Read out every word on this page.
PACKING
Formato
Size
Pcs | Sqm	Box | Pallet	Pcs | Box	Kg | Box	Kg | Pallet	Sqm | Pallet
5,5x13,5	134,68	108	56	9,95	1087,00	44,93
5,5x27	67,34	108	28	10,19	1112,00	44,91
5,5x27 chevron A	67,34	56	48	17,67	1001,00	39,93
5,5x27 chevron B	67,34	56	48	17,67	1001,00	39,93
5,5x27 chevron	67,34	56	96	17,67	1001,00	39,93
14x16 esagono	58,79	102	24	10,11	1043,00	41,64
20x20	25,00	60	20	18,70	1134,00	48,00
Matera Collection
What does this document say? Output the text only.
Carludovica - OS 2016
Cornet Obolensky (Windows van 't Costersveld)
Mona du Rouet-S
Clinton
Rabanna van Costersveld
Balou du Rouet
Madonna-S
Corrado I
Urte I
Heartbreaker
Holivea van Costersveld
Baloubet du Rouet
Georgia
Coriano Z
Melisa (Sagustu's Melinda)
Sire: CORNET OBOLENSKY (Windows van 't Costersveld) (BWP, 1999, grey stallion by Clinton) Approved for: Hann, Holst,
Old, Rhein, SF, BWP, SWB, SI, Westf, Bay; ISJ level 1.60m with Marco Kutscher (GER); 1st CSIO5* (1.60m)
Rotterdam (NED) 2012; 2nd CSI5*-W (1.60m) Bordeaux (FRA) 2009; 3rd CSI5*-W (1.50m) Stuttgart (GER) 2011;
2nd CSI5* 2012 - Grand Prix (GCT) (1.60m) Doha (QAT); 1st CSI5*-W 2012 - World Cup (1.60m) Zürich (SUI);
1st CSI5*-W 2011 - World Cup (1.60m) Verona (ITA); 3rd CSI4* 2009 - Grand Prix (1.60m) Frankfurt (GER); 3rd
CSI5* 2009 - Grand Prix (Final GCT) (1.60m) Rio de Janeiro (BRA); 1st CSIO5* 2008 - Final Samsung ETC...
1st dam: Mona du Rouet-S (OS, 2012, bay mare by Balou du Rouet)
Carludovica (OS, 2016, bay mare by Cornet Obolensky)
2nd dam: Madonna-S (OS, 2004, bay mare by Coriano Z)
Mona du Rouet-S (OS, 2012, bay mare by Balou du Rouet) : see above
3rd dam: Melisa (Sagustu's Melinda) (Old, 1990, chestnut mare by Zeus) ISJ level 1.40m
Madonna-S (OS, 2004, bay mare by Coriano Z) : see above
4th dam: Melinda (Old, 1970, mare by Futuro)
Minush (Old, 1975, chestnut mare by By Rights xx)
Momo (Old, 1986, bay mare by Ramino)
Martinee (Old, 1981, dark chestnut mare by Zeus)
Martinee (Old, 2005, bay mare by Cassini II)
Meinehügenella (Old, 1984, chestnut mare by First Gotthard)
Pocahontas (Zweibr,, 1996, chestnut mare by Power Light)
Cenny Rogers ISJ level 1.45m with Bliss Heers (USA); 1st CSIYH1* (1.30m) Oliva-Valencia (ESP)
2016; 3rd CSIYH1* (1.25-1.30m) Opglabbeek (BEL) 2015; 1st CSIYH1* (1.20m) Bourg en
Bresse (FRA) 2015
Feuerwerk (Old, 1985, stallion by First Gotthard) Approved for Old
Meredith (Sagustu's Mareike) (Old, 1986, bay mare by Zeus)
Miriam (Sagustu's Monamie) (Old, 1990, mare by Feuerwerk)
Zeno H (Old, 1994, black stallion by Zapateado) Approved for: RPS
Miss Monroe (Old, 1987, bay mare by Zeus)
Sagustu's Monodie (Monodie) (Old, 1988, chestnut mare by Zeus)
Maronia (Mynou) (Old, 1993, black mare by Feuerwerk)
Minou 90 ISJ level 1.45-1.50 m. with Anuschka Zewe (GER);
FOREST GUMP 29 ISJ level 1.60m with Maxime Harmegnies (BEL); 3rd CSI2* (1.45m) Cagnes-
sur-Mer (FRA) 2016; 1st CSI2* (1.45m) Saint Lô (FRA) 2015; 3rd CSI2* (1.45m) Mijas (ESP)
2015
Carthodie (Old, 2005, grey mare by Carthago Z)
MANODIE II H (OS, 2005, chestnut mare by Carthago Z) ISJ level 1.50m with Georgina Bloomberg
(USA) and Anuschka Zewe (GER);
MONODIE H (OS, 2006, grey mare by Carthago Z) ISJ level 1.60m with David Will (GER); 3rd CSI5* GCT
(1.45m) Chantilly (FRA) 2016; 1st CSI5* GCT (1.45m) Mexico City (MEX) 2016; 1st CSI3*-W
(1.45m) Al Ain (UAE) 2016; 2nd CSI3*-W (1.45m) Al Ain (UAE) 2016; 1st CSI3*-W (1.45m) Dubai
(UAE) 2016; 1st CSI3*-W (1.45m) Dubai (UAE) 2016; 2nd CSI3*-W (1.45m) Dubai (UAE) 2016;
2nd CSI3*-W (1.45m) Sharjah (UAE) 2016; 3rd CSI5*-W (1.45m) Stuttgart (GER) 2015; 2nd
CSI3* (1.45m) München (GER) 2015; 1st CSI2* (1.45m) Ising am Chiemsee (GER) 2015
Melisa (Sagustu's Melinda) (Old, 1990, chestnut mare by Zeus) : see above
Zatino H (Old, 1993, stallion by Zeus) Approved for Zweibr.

****

**Exercise objective:**
Your answer should be one number: how many lines of the listing include the word "Dubai".

**Output for this task:**
2